Loki takes Flinders Islet Race line and overall double win
- Racing
- NEWS
- By Damian Maclennan
- 23 Sep 2012 09:34:00
- Image:
Loki has added another double to her records
Stephen Ainsworth sailed Loki to yet another exceptional line and IRC overall double win, this time in the Cruising Yacht Club of Australia's 92 nautical mile Flinders Islet Race, in which she broke the record in 2010, which still holds.
Despite a soft start the 23 yachts had inflicted on them, and
some variable light and patchy breezes on the way back from the
Islet, Loki, which for her efforts wins the 52nd Ron
Robertson Memorial trophy, surprisingly took line honours at
19.25.54 in the time of 9 hours 25min 54sec, not so far outside her
record of 7 hours 48min 44sec.
Ainsworth's RP63, which won the 2011 Rolex Sydney Hobart, to cap off another successful season, beat home the two TP52's; Ragamuffin (Syd Fischer) and Sailors With Disabilities (David Pescud), the Rogers 46 Celestial (Sam Haynes) and AFR Midnight Rambler, Ed Psaltis, Michael Bencsik and Bob Thomas' Ker 40 over the line.
Overall, the finish order was almost the same; Loki, Ragamuffin, Celestial, Sailors With Disabilities and AFR Midnight Rambler. It has given Ainsworth a good lead in the Blue Water Pointscore Series after also winning the Audi Sydney Gold Coast Yacht Race overall in August, and in doing so, claimed a new conventional yacht record.
Race 2 of the CYCA's Blue Water Pointscore Series (BWPS), started in frustratingly near-to-nothing winds at 10.00am yesterday, prolonging the fleet's departure from Sydney Heads. For most of the entrants, the trip home was exacerbated by 1 to 10 knot winds that swung to all points of the compass.
Loki was somewhat of an escape artist, as Stephen Ainsworth explains: "It was funky start, but we wriggled our way out of the Harbour and got going. We were lucky to get back into the Harbour in a dying breeze. It was 6 knots, then 5 - we were lucky to ghost into the finish in 3 to 4 knots with some distance on the rest.
"We knew it was dying when we limped into the Harbour, but that's yacht racing; sometimes it works for you and other times against you," he said remembering the weather that cost him two races and the 2011 BWPS, even though he had won three of the six race series, including the Hobart.
Loki beat Ragamuffin in the Flinders Islet Race by close to two and a half hours on corrected time, with Ragamuffin winning under ORCi (Loki is not a competitor in this category), from Celestial and AFR Midnight Rambler.
"It was pretty much a straight line course - certainly on the way back - Code Zero reaching to the Harbour. I fully expected to be out there a long time, but we got a steady south-easter on the way back," Ainsworth said.

### Entries
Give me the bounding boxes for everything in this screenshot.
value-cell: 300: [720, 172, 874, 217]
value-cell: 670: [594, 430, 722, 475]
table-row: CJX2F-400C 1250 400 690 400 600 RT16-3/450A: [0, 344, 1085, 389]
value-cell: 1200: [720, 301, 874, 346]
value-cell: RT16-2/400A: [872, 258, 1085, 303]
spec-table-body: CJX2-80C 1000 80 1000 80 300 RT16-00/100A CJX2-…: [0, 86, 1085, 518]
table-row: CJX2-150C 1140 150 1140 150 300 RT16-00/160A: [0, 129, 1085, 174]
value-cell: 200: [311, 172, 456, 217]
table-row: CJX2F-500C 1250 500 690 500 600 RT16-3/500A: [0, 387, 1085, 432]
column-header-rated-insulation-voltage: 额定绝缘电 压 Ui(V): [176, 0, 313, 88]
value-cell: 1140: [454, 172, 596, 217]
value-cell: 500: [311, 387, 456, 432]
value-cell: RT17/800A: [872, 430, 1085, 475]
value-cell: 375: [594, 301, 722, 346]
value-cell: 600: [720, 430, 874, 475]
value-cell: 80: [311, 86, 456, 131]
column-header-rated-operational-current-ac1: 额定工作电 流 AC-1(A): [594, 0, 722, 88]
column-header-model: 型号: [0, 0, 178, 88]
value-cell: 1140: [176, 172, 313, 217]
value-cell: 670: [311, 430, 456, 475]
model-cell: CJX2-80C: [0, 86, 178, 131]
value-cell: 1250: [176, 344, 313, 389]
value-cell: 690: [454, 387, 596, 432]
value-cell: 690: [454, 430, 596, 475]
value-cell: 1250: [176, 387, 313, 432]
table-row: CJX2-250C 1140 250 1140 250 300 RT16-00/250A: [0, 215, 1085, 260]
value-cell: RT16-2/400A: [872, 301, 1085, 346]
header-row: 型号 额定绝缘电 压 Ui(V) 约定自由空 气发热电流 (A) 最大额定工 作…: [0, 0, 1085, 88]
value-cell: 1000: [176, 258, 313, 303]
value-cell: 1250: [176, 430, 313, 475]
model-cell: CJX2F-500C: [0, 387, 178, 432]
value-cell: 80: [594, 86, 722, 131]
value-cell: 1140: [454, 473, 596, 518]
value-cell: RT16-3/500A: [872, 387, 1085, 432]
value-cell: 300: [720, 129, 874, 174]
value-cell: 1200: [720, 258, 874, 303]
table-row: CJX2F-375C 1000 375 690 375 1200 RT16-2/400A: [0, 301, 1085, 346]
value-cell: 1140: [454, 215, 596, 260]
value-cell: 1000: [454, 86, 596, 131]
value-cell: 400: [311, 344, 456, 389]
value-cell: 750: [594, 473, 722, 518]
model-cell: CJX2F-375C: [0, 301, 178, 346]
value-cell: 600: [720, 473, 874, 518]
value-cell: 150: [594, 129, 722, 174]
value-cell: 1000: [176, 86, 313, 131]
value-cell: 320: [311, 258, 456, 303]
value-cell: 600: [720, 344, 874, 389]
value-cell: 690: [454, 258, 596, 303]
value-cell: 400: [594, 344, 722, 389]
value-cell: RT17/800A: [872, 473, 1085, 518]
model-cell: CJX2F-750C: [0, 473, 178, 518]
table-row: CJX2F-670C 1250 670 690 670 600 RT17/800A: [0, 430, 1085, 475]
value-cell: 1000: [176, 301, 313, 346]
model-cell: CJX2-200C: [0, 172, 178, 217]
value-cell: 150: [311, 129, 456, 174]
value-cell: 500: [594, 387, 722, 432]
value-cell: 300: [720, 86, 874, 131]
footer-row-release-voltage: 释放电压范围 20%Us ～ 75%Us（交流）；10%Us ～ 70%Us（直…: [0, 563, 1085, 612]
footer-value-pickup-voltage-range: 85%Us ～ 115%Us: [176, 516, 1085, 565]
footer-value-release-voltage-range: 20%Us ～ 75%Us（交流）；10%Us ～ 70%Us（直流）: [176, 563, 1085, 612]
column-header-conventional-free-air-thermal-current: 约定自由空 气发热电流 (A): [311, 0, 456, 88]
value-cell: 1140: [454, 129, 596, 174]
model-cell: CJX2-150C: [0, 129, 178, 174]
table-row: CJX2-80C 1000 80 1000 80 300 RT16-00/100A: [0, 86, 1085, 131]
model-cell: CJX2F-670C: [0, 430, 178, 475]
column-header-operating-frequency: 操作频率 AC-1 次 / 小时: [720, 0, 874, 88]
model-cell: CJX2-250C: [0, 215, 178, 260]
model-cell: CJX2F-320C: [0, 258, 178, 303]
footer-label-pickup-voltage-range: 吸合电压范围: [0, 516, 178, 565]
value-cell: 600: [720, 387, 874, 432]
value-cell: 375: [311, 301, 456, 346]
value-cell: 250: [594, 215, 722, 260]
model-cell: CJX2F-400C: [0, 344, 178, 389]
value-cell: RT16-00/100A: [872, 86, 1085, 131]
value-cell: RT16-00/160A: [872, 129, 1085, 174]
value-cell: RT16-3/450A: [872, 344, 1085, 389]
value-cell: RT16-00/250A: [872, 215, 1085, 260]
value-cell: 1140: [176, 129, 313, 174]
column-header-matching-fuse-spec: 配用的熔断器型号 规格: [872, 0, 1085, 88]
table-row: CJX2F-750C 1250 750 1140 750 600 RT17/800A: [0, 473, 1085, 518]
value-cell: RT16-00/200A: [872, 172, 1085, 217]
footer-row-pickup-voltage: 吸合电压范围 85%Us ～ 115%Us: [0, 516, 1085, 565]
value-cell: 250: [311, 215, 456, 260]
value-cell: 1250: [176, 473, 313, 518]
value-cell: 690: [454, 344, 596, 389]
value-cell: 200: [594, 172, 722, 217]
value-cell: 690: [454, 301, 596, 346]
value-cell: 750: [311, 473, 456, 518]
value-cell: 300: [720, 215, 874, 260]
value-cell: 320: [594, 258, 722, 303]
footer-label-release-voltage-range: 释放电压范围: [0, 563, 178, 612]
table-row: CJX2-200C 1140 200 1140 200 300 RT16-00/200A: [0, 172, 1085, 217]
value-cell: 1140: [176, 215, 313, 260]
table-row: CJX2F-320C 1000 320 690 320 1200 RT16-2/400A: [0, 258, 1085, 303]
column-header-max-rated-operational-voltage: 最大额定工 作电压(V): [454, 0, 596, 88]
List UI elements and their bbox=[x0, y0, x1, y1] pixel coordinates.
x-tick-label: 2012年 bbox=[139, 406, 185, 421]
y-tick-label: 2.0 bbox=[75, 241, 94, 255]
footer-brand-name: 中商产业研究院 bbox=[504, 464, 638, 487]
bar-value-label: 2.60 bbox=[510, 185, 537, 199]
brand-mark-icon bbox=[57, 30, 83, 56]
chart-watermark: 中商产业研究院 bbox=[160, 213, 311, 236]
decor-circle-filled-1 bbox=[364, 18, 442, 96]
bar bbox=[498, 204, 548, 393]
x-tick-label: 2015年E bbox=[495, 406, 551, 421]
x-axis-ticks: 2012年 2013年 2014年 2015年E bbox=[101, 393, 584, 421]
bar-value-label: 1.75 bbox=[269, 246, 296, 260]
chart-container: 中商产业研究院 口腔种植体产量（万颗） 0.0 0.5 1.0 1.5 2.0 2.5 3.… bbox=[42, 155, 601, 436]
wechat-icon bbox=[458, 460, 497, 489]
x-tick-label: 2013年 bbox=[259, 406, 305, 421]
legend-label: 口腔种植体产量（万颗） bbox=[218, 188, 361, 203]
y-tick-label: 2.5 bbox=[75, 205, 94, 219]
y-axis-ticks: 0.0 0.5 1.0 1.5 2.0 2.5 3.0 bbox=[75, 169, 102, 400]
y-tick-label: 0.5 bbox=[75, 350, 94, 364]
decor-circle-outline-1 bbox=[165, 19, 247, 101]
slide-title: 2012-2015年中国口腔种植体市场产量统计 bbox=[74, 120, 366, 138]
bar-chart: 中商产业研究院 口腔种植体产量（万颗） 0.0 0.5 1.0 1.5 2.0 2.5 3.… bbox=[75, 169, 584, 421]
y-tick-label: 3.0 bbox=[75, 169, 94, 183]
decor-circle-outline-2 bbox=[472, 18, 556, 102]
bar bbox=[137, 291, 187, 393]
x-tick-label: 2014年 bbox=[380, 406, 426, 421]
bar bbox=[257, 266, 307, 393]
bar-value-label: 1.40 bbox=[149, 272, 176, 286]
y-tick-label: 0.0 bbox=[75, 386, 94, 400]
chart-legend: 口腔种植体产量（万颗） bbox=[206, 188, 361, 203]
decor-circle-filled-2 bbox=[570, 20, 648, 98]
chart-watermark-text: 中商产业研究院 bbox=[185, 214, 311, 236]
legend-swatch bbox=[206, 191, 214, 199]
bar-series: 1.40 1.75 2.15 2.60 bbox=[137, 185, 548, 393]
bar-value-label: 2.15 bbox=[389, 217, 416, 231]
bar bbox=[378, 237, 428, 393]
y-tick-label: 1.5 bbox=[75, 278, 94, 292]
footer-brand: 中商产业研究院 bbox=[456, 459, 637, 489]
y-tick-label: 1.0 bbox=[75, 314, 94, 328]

### Given task 1
From the Flinders Islet Race report, quote the passage that begins at the words "Loki takes Flinders" and ends after the words "hours 48min 44sec.".
### Given task 2
According to the Flinders Islet Race report, in what time did Loki take line honours?
### Given task 3
List every yacht named in the Flinders Islet Race report.

### Full answer 1
Loki takes Flinders Islet Race line and overall double win
- Racing
- NEWS
- By Damian Maclennan
- 23 Sep 2012 09:34:00
- Image:
Loki has added another double to her records
Stephen Ainsworth sailed Loki to yet another exceptional line and IRC overall double win, this time in the Cruising Yacht Club of Australia's 92 nautical mile Flinders Islet Race, in which she broke the record in 2010, which still holds.
Despite a soft start the 23 yachts had inflicted on them, and
some variable light and patchy breezes on the way back from the
Islet, Loki, which for her efforts wins the 52nd Ron
Robertson Memorial trophy, surprisingly took line honours at
19.25.54 in the time of 9 hours 25min 54sec, not so far outside her
record of 7 hours 48min 44sec.

### Full answer 2
9 hours 25min 54sec

### Full answer 3
Loki, Ragamuffin, Sailors With Disabilities, Celestial, AFR Midnight Rambler